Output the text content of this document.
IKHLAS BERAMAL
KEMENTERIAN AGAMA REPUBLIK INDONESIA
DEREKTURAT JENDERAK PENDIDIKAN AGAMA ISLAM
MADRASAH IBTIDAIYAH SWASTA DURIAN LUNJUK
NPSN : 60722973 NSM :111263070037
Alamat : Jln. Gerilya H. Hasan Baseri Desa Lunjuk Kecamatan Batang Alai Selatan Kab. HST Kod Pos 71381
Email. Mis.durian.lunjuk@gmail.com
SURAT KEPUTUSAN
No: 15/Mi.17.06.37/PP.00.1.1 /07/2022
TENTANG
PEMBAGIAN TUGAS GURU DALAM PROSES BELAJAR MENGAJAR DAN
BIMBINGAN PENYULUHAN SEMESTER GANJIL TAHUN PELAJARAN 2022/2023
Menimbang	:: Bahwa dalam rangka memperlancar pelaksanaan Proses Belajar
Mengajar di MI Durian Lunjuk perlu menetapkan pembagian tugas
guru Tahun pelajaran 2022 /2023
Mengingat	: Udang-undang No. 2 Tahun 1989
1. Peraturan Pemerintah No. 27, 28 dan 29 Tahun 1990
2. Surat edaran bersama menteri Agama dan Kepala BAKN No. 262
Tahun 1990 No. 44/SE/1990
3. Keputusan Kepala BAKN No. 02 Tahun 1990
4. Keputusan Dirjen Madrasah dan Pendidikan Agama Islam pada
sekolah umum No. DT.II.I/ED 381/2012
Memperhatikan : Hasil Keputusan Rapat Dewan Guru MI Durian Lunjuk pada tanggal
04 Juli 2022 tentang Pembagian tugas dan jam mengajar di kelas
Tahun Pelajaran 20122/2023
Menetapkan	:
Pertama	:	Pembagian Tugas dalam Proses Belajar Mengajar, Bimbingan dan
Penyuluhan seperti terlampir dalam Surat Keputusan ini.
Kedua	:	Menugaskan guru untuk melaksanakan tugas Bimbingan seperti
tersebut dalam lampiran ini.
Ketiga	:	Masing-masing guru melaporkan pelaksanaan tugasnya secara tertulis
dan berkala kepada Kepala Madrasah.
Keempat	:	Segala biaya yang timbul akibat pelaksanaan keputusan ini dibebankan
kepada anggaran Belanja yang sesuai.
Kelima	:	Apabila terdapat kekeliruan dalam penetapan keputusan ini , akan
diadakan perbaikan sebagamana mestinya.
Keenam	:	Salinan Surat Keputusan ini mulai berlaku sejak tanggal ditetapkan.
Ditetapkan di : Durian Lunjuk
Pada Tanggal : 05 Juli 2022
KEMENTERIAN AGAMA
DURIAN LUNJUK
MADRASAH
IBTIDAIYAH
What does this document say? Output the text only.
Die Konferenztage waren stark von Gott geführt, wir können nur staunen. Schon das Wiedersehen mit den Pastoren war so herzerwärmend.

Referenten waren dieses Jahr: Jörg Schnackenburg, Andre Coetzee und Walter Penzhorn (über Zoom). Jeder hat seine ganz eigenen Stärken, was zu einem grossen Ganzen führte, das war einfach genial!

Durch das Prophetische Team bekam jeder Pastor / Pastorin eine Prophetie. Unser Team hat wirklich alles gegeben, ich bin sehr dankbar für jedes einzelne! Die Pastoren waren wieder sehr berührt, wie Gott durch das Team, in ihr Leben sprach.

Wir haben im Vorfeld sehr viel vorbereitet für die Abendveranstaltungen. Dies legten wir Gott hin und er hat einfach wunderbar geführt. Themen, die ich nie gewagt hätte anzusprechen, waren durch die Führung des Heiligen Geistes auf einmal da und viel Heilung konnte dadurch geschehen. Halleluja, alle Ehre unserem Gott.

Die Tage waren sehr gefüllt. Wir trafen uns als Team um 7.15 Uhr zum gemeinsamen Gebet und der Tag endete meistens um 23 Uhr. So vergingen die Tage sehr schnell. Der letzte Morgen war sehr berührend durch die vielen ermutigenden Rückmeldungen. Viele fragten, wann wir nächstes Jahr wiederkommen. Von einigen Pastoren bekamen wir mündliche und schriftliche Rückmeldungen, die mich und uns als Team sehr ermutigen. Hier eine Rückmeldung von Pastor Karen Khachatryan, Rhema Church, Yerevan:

——

=== Exercise objective ===
Copy exactly, word for word, the line with "What does this" through the final line of the listing.

=== Task output ===
What does this document say? Output the text only.
Die Konferenztage waren stark von Gott geführt, wir können nur staunen. Schon das Wiedersehen mit den Pastoren war so herzerwärmend.

Referenten waren dieses Jahr: Jörg Schnackenburg, Andre Coetzee und Walter Penzhorn (über Zoom). Jeder hat seine ganz eigenen Stärken, was zu einem grossen Ganzen führte, das war einfach genial!

Durch das Prophetische Team bekam jeder Pastor / Pastorin eine Prophetie. Unser Team hat wirklich alles gegeben, ich bin sehr dankbar für jedes einzelne! Die Pastoren waren wieder sehr berührt, wie Gott durch das Team, in ihr Leben sprach.

Wir haben im Vorfeld sehr viel vorbereitet für die Abendveranstaltungen. Dies legten wir Gott hin und er hat einfach wunderbar geführt. Themen, die ich nie gewagt hätte anzusprechen, waren durch die Führung des Heiligen Geistes auf einmal da und viel Heilung konnte dadurch geschehen. Halleluja, alle Ehre unserem Gott.

Die Tage waren sehr gefüllt. Wir trafen uns als Team um 7.15 Uhr zum gemeinsamen Gebet und der Tag endete meistens um 23 Uhr. So vergingen die Tage sehr schnell. Der letzte Morgen war sehr berührend durch die vielen ermutigenden Rückmeldungen. Viele fragten, wann wir nächstes Jahr wiederkommen. Von einigen Pastoren bekamen wir mündliche und schriftliche Rückmeldungen, die mich und uns als Team sehr ermutigen. Hier eine Rückmeldung von Pastor Karen Khachatryan, Rhema Church, Yerevan:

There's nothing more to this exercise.